WORK INSTRUCTIONS => Print the full listing exactly.

[Items listed in a dataset]
════════
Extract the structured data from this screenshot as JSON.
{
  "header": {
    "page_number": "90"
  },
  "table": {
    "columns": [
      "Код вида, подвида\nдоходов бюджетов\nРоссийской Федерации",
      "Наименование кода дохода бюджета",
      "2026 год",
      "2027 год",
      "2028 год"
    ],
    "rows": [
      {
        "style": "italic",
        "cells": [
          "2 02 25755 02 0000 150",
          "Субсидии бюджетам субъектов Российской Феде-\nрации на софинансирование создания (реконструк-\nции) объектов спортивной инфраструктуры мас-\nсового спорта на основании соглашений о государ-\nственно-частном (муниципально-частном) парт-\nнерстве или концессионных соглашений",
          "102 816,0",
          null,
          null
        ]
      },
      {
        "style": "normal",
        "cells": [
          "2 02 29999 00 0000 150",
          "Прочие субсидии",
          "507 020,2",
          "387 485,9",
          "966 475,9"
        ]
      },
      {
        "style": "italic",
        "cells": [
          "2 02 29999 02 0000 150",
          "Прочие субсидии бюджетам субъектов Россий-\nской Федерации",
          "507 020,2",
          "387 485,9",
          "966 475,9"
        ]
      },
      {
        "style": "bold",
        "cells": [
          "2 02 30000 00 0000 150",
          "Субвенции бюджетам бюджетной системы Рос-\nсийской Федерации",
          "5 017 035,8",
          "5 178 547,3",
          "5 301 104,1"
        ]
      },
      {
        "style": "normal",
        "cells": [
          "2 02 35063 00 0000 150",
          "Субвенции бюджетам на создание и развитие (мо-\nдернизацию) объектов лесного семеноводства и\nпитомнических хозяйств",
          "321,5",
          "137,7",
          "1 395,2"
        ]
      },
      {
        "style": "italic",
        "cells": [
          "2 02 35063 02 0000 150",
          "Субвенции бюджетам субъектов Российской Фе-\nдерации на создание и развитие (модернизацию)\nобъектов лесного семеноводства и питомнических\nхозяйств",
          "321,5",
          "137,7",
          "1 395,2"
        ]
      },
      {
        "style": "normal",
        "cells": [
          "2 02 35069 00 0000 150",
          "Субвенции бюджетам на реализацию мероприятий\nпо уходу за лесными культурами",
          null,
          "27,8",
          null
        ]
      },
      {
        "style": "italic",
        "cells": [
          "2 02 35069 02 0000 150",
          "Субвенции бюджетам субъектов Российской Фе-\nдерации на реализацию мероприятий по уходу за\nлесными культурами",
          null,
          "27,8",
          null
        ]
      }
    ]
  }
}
════════
ANSWER FOR THE TASK =>
Extract the structured data from this screenshot as JSON.
{
  "header": {
    "page_number": "90"
  },
  "table": {
    "columns": [
      "Код вида, подвида\nдоходов бюджетов\nРоссийской Федерации",
      "Наименование кода дохода бюджета",
      "2026 год",
      "2027 год",
      "2028 год"
    ],
    "rows": [
      {
        "style": "italic",
        "cells": [
          "2 02 25755 02 0000 150",
          "Субсидии бюджетам субъектов Российской Феде-\nрации на софинансирование создания (реконструк-\nции) объектов спортивной инфраструктуры мас-\nсового спорта на основании соглашений о государ-\nственно-частном (муниципально-частном) парт-\nнерстве или концессионных соглашений",
          "102 816,0",
          null,
          null
        ]
      },
      {
        "style": "normal",
        "cells": [
          "2 02 29999 00 0000 150",
          "Прочие субсидии",
          "507 020,2",
          "387 485,9",
          "966 475,9"
        ]
      },
      {
        "style": "italic",
        "cells": [
          "2 02 29999 02 0000 150",
          "Прочие субсидии бюджетам субъектов Россий-\nской Федерации",
          "507 020,2",
          "387 485,9",
          "966 475,9"
        ]
      },
      {
        "style": "bold",
        "cells": [
          "2 02 30000 00 0000 150",
          "Субвенции бюджетам бюджетной системы Рос-\nсийской Федерации",
          "5 017 035,8",
          "5 178 547,3",
          "5 301 104,1"
        ]
      },
      {
        "style": "normal",
        "cells": [
          "2 02 35063 00 0000 150",
          "Субвенции бюджетам на создание и развитие (мо-\nдернизацию) объектов лесного семеноводства и\nпитомнических хозяйств",
          "321,5",
          "137,7",
          "1 395,2"
        ]
      },
      {
        "style": "italic",
        "cells": [
          "2 02 35063 02 0000 150",
          "Субвенции бюджетам субъектов Российской Фе-\nдерации на создание и развитие (модернизацию)\nобъектов лесного семеноводства и питомнических\nхозяйств",
          "321,5",
          "137,7",
          "1 395,2"
        ]
      },
      {
        "style": "normal",
        "cells": [
          "2 02 35069 00 0000 150",
          "Субвенции бюджетам на реализацию мероприятий\nпо уходу за лесными культурами",
          null,
          "27,8",
          null
        ]
      },
      {
        "style": "italic",
        "cells": [
          "2 02 35069 02 0000 150",
          "Субвенции бюджетам субъектов Российской Фе-\nдерации на реализацию мероприятий по уходу за\nлесными культурами",
          null,
          "27,8",
          null
        ]
      }
    ]
  }
}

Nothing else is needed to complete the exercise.